The request: Images are not part of the copy; transcribe all the data exactly.

— Begin Material shown —

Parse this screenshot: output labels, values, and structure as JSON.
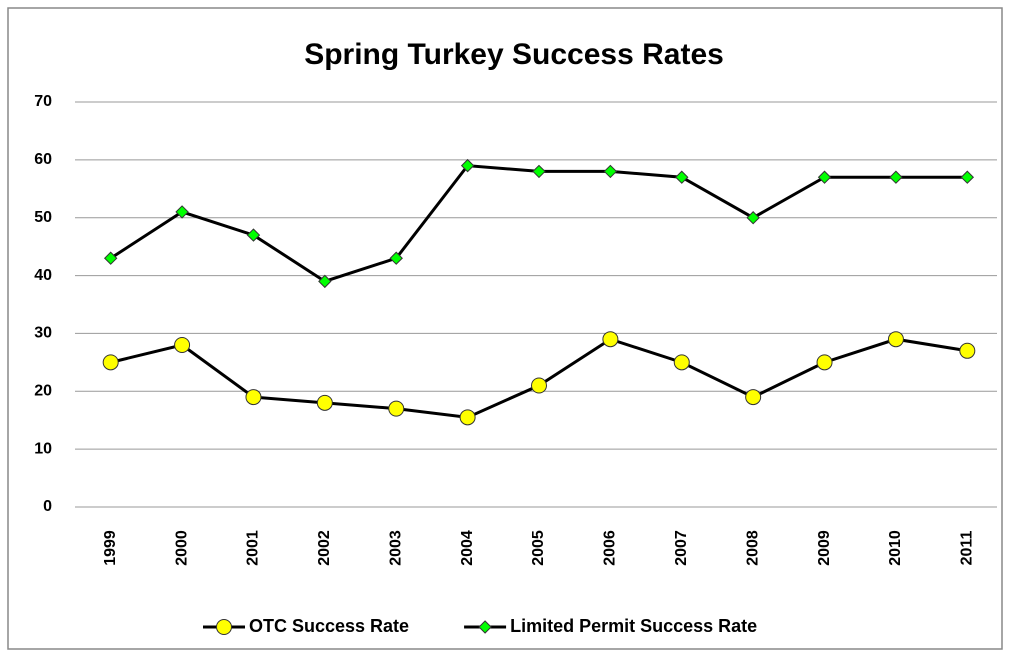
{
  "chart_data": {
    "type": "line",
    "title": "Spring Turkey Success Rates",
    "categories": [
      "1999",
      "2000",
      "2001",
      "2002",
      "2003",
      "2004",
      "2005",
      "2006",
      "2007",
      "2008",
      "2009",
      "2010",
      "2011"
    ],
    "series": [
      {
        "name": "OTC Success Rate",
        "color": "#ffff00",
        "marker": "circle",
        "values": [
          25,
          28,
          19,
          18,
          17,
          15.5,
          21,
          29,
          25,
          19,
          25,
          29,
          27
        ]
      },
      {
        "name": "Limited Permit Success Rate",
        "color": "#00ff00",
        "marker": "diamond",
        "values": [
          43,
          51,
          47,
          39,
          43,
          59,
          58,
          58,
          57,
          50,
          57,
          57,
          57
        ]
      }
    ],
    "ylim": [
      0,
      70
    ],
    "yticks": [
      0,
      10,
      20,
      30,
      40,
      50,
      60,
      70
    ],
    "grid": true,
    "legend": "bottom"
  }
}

— End Material shown —

The completed task:
Parse this screenshot: output labels, values, and structure as JSON.
{
  "chart_data": {
    "type": "line",
    "title": "Spring Turkey Success Rates",
    "categories": [
      "1999",
      "2000",
      "2001",
      "2002",
      "2003",
      "2004",
      "2005",
      "2006",
      "2007",
      "2008",
      "2009",
      "2010",
      "2011"
    ],
    "series": [
      {
        "name": "OTC Success Rate",
        "color": "#ffff00",
        "marker": "circle",
        "values": [
          25,
          28,
          19,
          18,
          17,
          15.5,
          21,
          29,
          25,
          19,
          25,
          29,
          27
        ]
      },
      {
        "name": "Limited Permit Success Rate",
        "color": "#00ff00",
        "marker": "diamond",
        "values": [
          43,
          51,
          47,
          39,
          43,
          59,
          58,
          58,
          57,
          50,
          57,
          57,
          57
        ]
      }
    ],
    "ylim": [
      0,
      70
    ],
    "yticks": [
      0,
      10,
      20,
      30,
      40,
      50,
      60,
      70
    ],
    "grid": true,
    "legend": "bottom"
  }
}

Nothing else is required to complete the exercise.